• Problem to work on:
Reproduce all records verbatim.

Part of a data file
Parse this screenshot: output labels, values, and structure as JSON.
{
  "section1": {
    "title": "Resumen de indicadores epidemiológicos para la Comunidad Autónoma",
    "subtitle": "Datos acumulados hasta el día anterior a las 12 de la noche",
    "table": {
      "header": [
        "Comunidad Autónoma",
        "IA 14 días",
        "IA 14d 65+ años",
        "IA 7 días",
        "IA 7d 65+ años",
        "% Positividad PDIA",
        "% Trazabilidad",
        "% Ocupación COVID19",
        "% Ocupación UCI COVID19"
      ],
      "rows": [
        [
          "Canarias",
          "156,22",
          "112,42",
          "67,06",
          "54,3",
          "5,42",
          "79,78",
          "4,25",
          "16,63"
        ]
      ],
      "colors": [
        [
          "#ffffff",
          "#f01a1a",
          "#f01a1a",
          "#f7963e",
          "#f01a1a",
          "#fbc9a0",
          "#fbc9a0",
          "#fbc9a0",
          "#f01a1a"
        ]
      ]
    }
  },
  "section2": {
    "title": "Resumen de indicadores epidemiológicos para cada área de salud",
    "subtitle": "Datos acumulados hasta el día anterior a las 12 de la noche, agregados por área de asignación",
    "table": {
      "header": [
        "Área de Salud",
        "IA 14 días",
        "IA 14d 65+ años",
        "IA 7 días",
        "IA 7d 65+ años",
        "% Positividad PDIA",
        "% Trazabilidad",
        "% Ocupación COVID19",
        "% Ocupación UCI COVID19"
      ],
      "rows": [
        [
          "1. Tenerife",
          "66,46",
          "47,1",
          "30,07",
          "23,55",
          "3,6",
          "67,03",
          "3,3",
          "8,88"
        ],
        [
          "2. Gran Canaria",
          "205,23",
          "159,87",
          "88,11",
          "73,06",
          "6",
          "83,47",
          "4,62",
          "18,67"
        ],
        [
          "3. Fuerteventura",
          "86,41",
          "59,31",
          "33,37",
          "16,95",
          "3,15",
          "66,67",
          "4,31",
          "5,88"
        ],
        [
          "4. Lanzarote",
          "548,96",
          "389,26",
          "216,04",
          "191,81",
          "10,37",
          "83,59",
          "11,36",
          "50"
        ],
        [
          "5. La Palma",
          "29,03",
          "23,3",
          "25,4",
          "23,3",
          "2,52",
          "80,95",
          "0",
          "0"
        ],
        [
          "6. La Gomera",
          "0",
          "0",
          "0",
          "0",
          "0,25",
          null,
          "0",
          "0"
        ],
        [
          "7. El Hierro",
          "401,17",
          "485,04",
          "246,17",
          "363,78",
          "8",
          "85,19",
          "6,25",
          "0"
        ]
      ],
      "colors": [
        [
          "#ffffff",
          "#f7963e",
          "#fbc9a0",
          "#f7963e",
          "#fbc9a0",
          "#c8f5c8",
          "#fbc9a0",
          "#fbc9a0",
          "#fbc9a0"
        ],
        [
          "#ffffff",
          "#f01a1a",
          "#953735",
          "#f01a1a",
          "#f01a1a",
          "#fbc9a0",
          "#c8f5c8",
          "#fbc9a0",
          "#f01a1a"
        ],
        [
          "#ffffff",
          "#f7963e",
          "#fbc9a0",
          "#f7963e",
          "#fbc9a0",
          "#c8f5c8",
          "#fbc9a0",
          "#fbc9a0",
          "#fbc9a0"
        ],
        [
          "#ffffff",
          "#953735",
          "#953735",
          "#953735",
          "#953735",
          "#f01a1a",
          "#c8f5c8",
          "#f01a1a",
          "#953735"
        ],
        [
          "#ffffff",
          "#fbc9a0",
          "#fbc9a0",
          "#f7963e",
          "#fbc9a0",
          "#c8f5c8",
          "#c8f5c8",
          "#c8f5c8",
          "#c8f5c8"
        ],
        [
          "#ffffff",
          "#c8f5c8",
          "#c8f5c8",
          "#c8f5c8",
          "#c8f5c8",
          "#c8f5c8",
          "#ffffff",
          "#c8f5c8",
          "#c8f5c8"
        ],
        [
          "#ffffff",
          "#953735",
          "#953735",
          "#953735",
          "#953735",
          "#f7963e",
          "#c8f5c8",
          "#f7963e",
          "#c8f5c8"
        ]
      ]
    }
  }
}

• Expected answer:
Parse this screenshot: output labels, values, and structure as JSON.
{
  "section1": {
    "title": "Resumen de indicadores epidemiológicos para la Comunidad Autónoma",
    "subtitle": "Datos acumulados hasta el día anterior a las 12 de la noche",
    "table": {
      "header": [
        "Comunidad Autónoma",
        "IA 14 días",
        "IA 14d 65+ años",
        "IA 7 días",
        "IA 7d 65+ años",
        "% Positividad PDIA",
        "% Trazabilidad",
        "% Ocupación COVID19",
        "% Ocupación UCI COVID19"
      ],
      "rows": [
        [
          "Canarias",
          "156,22",
          "112,42",
          "67,06",
          "54,3",
          "5,42",
          "79,78",
          "4,25",
          "16,63"
        ]
      ],
      "colors": [
        [
          "#ffffff",
          "#f01a1a",
          "#f01a1a",
          "#f7963e",
          "#f01a1a",
          "#fbc9a0",
          "#fbc9a0",
          "#fbc9a0",
          "#f01a1a"
        ]
      ]
    }
  },
  "section2": {
    "title": "Resumen de indicadores epidemiológicos para cada área de salud",
    "subtitle": "Datos acumulados hasta el día anterior a las 12 de la noche, agregados por área de asignación",
    "table": {
      "header": [
        "Área de Salud",
        "IA 14 días",
        "IA 14d 65+ años",
        "IA 7 días",
        "IA 7d 65+ años",
        "% Positividad PDIA",
        "% Trazabilidad",
        "% Ocupación COVID19",
        "% Ocupación UCI COVID19"
      ],
      "rows": [
        [
          "1. Tenerife",
          "66,46",
          "47,1",
          "30,07",
          "23,55",
          "3,6",
          "67,03",
          "3,3",
          "8,88"
        ],
        [
          "2. Gran Canaria",
          "205,23",
          "159,87",
          "88,11",
          "73,06",
          "6",
          "83,47",
          "4,62",
          "18,67"
        ],
        [
          "3. Fuerteventura",
          "86,41",
          "59,31",
          "33,37",
          "16,95",
          "3,15",
          "66,67",
          "4,31",
          "5,88"
        ],
        [
          "4. Lanzarote",
          "548,96",
          "389,26",
          "216,04",
          "191,81",
          "10,37",
          "83,59",
          "11,36",
          "50"
        ],
        [
          "5. La Palma",
          "29,03",
          "23,3",
          "25,4",
          "23,3",
          "2,52",
          "80,95",
          "0",
          "0"
        ],
        [
          "6. La Gomera",
          "0",
          "0",
          "0",
          "0",
          "0,25",
          null,
          "0",
          "0"
        ],
        [
          "7. El Hierro",
          "401,17",
          "485,04",
          "246,17",
          "363,78",
          "8",
          "85,19",
          "6,25",
          "0"
        ]
      ],
      "colors": [
        [
          "#ffffff",
          "#f7963e",
          "#fbc9a0",
          "#f7963e",
          "#fbc9a0",
          "#c8f5c8",
          "#fbc9a0",
          "#fbc9a0",
          "#fbc9a0"
        ],
        [
          "#ffffff",
          "#f01a1a",
          "#953735",
          "#f01a1a",
          "#f01a1a",
          "#fbc9a0",
          "#c8f5c8",
          "#fbc9a0",
          "#f01a1a"
        ],
        [
          "#ffffff",
          "#f7963e",
          "#fbc9a0",
          "#f7963e",
          "#fbc9a0",
          "#c8f5c8",
          "#fbc9a0",
          "#fbc9a0",
          "#fbc9a0"
        ],
        [
          "#ffffff",
          "#953735",
          "#953735",
          "#953735",
          "#953735",
          "#f01a1a",
          "#c8f5c8",
          "#f01a1a",
          "#953735"
        ],
        [
          "#ffffff",
          "#fbc9a0",
          "#fbc9a0",
          "#f7963e",
          "#fbc9a0",
          "#c8f5c8",
          "#c8f5c8",
          "#c8f5c8",
          "#c8f5c8"
        ],
        [
          "#ffffff",
          "#c8f5c8",
          "#c8f5c8",
          "#c8f5c8",
          "#c8f5c8",
          "#c8f5c8",
          "#ffffff",
          "#c8f5c8",
          "#c8f5c8"
        ],
        [
          "#ffffff",
          "#953735",
          "#953735",
          "#953735",
          "#953735",
          "#f7963e",
          "#c8f5c8",
          "#f7963e",
          "#c8f5c8"
        ]
      ]
    }
  }
}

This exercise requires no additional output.